### Supplied records

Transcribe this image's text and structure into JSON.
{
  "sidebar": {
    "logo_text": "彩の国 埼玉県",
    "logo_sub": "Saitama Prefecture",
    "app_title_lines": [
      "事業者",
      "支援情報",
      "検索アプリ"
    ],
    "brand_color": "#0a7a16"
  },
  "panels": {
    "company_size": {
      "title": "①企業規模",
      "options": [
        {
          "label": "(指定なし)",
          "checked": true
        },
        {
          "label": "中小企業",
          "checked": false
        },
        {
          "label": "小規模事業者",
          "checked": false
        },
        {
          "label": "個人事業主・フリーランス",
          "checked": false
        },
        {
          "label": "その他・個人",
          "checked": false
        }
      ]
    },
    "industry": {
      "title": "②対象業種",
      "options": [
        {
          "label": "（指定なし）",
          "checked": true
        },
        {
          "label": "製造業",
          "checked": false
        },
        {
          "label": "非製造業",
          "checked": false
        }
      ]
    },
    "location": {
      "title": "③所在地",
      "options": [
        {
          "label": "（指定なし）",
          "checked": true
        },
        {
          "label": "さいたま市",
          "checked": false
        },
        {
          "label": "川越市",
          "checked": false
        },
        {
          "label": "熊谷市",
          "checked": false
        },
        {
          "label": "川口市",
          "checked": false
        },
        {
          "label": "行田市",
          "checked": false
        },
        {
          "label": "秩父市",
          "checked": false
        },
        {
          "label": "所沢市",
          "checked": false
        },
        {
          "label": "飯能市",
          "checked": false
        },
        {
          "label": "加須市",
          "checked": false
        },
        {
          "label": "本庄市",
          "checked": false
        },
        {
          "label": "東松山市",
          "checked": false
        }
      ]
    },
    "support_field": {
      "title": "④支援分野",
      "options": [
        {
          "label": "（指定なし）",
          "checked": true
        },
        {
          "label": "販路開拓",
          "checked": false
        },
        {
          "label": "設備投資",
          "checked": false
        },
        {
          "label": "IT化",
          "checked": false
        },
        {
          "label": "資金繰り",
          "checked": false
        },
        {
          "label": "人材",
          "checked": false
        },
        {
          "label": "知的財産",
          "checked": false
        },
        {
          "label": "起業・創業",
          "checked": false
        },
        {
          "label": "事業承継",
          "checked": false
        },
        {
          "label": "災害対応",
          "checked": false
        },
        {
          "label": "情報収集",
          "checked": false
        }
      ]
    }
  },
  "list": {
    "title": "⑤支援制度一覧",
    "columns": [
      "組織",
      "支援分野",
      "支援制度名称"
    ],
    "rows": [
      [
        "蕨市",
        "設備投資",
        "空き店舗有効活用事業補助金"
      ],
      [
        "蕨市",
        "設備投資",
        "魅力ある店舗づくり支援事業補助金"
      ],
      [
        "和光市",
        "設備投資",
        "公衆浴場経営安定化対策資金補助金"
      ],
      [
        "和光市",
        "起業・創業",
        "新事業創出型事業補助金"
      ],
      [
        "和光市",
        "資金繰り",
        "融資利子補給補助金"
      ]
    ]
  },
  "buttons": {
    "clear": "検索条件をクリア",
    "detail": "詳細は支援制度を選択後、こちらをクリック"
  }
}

######

**Task requirements**
From the listing above, reproduce all the lines exactly.

**Solved exercise**
Transcribe this image's text and structure into JSON.
{
  "sidebar": {
    "logo_text": "彩の国 埼玉県",
    "logo_sub": "Saitama Prefecture",
    "app_title_lines": [
      "事業者",
      "支援情報",
      "検索アプリ"
    ],
    "brand_color": "#0a7a16"
  },
  "panels": {
    "company_size": {
      "title": "①企業規模",
      "options": [
        {
          "label": "(指定なし)",
          "checked": true
        },
        {
          "label": "中小企業",
          "checked": false
        },
        {
          "label": "小規模事業者",
          "checked": false
        },
        {
          "label": "個人事業主・フリーランス",
          "checked": false
        },
        {
          "label": "その他・個人",
          "checked": false
        }
      ]
    },
    "industry": {
      "title": "②対象業種",
      "options": [
        {
          "label": "（指定なし）",
          "checked": true
        },
        {
          "label": "製造業",
          "checked": false
        },
        {
          "label": "非製造業",
          "checked": false
        }
      ]
    },
    "location": {
      "title": "③所在地",
      "options": [
        {
          "label": "（指定なし）",
          "checked": true
        },
        {
          "label": "さいたま市",
          "checked": false
        },
        {
          "label": "川越市",
          "checked": false
        },
        {
          "label": "熊谷市",
          "checked": false
        },
        {
          "label": "川口市",
          "checked": false
        },
        {
          "label": "行田市",
          "checked": false
        },
        {
          "label": "秩父市",
          "checked": false
        },
        {
          "label": "所沢市",
          "checked": false
        },
        {
          "label": "飯能市",
          "checked": false
        },
        {
          "label": "加須市",
          "checked": false
        },
        {
          "label": "本庄市",
          "checked": false
        },
        {
          "label": "東松山市",
          "checked": false
        }
      ]
    },
    "support_field": {
      "title": "④支援分野",
      "options": [
        {
          "label": "（指定なし）",
          "checked": true
        },
        {
          "label": "販路開拓",
          "checked": false
        },
        {
          "label": "設備投資",
          "checked": false
        },
        {
          "label": "IT化",
          "checked": false
        },
        {
          "label": "資金繰り",
          "checked": false
        },
        {
          "label": "人材",
          "checked": false
        },
        {
          "label": "知的財産",
          "checked": false
        },
        {
          "label": "起業・創業",
          "checked": false
        },
        {
          "label": "事業承継",
          "checked": false
        },
        {
          "label": "災害対応",
          "checked": false
        },
        {
          "label": "情報収集",
          "checked": false
        }
      ]
    }
  },
  "list": {
    "title": "⑤支援制度一覧",
    "columns": [
      "組織",
      "支援分野",
      "支援制度名称"
    ],
    "rows": [
      [
        "蕨市",
        "設備投資",
        "空き店舗有効活用事業補助金"
      ],
      [
        "蕨市",
        "設備投資",
        "魅力ある店舗づくり支援事業補助金"
      ],
      [
        "和光市",
        "設備投資",
        "公衆浴場経営安定化対策資金補助金"
      ],
      [
        "和光市",
        "起業・創業",
        "新事業創出型事業補助金"
      ],
      [
        "和光市",
        "資金繰り",
        "融資利子補給補助金"
      ]
    ]
  },
  "buttons": {
    "clear": "検索条件をクリア",
    "detail": "詳細は支援制度を選択後、こちらをクリック"
  }
}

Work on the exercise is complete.